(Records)
----
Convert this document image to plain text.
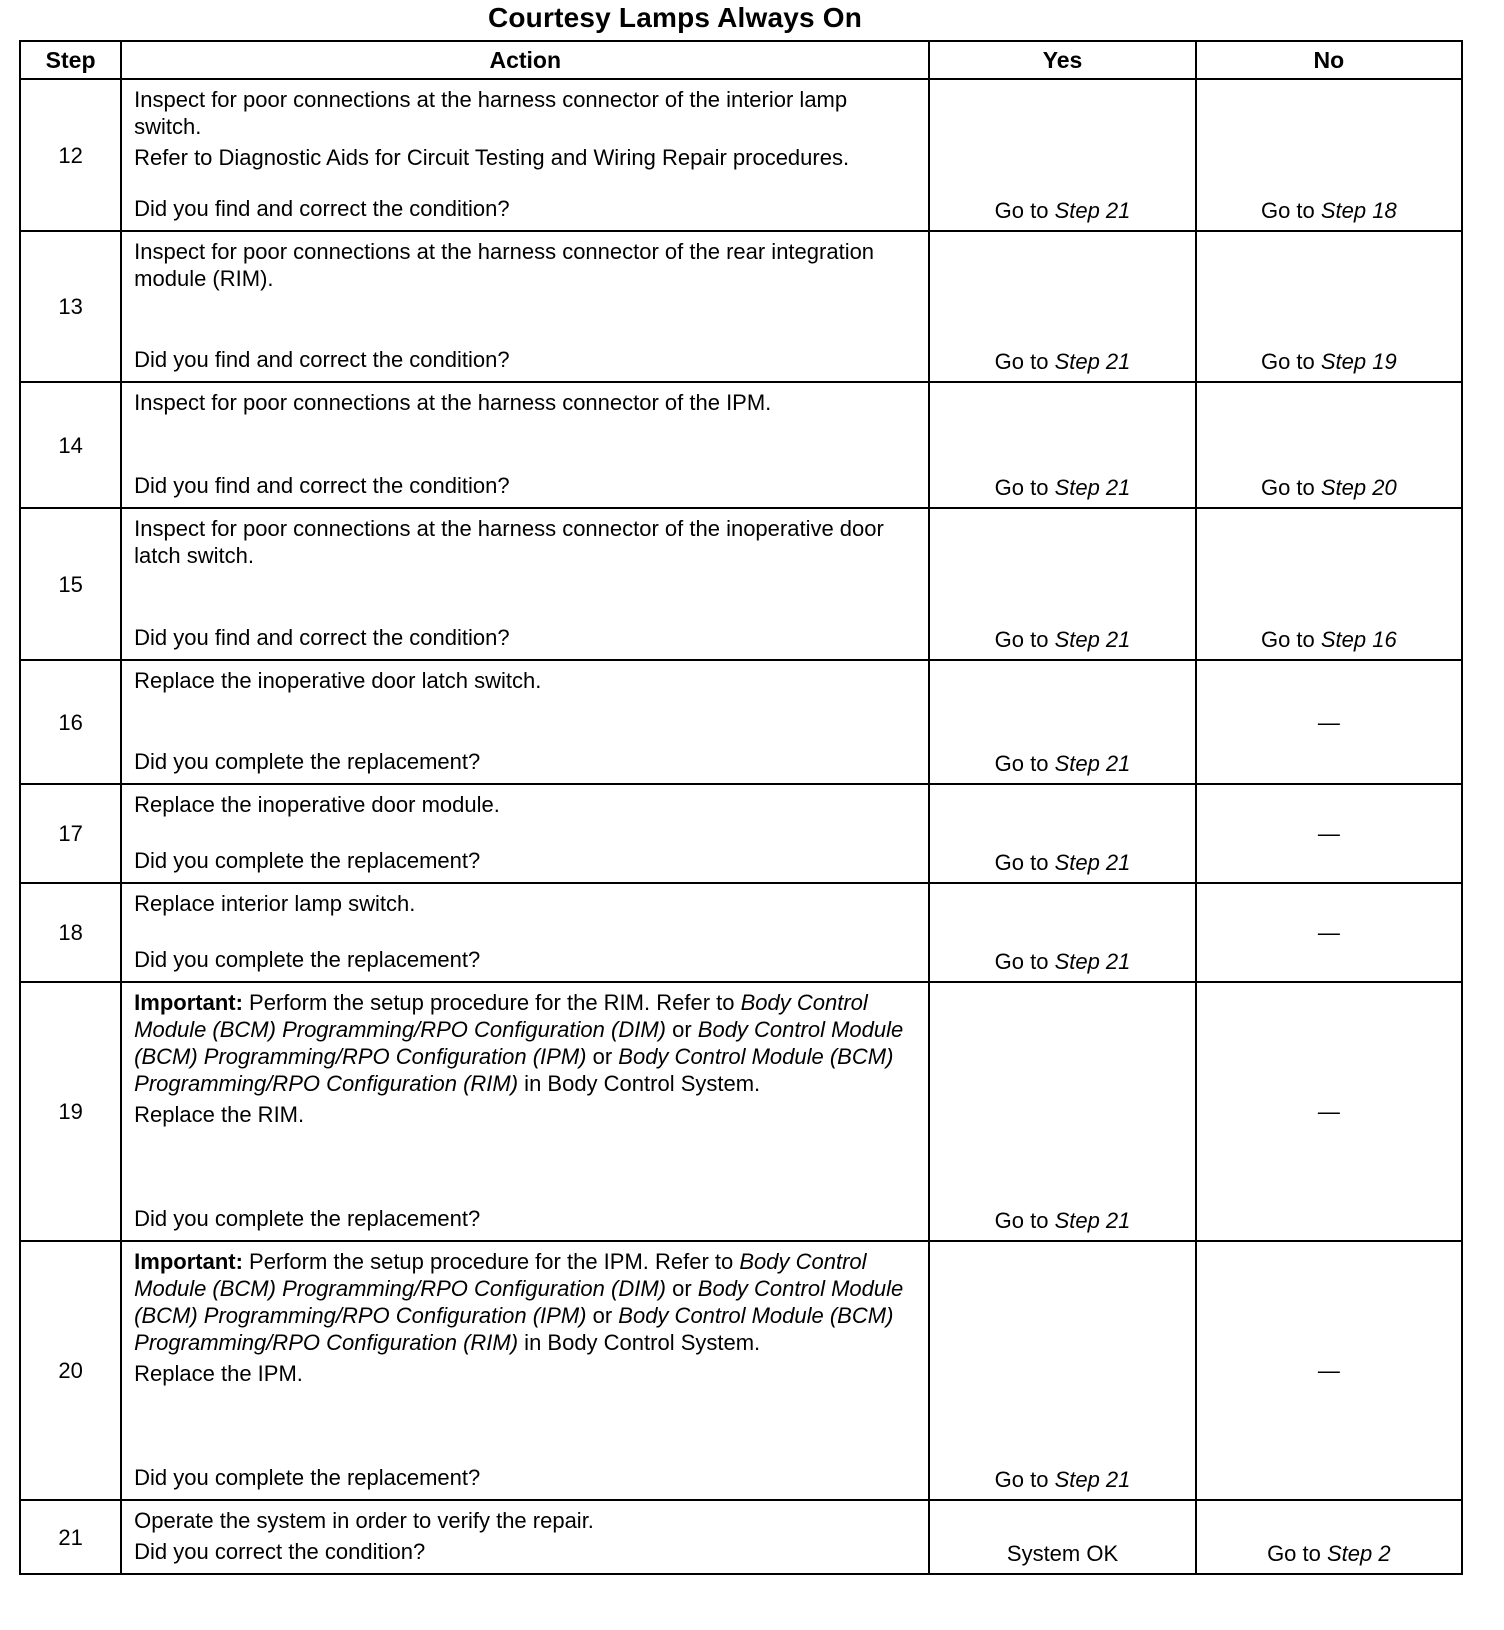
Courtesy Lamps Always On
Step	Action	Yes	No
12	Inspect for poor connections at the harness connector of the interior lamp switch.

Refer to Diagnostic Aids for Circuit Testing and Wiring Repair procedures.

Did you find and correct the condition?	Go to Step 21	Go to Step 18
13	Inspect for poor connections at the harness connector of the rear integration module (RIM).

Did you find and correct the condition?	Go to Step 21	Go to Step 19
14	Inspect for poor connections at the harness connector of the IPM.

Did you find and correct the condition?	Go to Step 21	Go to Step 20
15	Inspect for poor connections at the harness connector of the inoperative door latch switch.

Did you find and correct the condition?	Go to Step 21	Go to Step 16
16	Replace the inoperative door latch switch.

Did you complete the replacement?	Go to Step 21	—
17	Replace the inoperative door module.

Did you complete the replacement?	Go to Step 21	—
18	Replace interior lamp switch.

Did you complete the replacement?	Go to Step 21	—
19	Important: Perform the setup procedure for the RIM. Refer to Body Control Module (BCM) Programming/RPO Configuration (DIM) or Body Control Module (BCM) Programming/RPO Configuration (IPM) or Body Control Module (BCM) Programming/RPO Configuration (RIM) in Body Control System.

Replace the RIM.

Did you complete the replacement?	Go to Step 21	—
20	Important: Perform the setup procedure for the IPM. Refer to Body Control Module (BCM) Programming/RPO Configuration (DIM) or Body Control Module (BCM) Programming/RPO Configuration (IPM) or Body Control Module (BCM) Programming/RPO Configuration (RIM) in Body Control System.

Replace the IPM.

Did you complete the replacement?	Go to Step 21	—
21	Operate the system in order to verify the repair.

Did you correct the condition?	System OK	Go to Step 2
----
WORK TO DO
Find the lines that include the string "switch", then copy each of them.

OUTPUT BELOW
12	Inspect for poor connections at the harness connector of the interior lamp switch.
15	Inspect for poor connections at the harness connector of the inoperative door latch switch.
16	Replace the inoperative door latch switch.
18	Replace interior lamp switch.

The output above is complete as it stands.